- _WHAT YOU ARE ASKED TO DO_:
Transcribe the whole listing without a single picture.
─── MATERIAL FOR THIS TASK
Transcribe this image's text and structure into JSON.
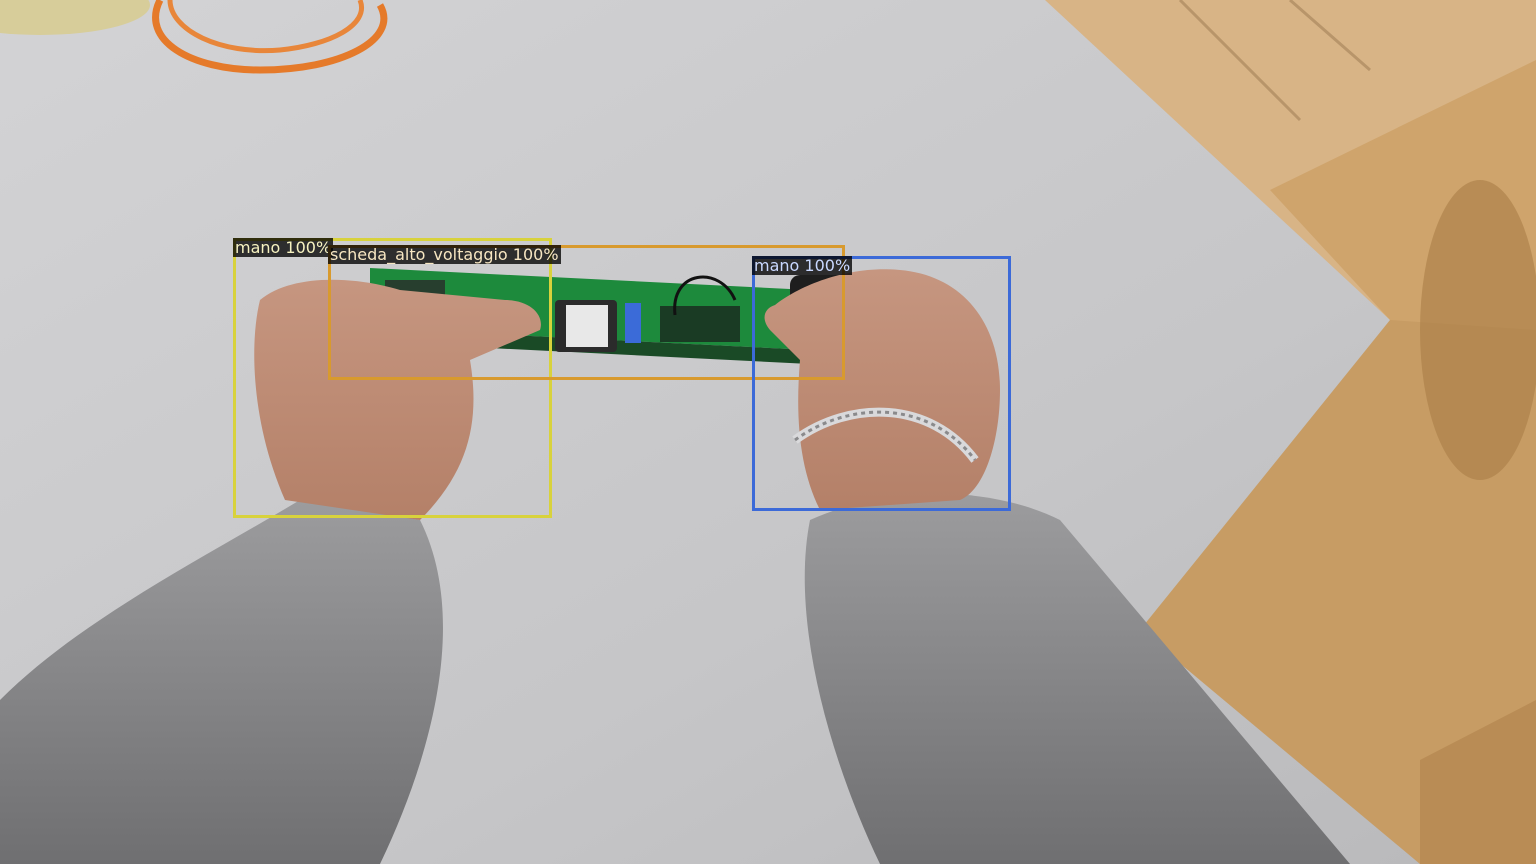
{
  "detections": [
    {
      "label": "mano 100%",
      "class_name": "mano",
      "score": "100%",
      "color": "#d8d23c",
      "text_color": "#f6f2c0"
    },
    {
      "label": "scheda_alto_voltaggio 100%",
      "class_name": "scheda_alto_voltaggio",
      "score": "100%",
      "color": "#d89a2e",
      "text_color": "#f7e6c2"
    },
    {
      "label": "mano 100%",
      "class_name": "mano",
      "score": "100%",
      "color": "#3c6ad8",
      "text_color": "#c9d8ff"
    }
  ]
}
──────
- _WRITTEN ANSWER_:
Transcribe this image's text and structure into JSON.
{
  "detections": [
    {
      "label": "mano 100%",
      "class_name": "mano",
      "score": "100%",
      "color": "#d8d23c",
      "text_color": "#f6f2c0"
    },
    {
      "label": "scheda_alto_voltaggio 100%",
      "class_name": "scheda_alto_voltaggio",
      "score": "100%",
      "color": "#d89a2e",
      "text_color": "#f7e6c2"
    },
    {
      "label": "mano 100%",
      "class_name": "mano",
      "score": "100%",
      "color": "#3c6ad8",
      "text_color": "#c9d8ff"
    }
  ]
}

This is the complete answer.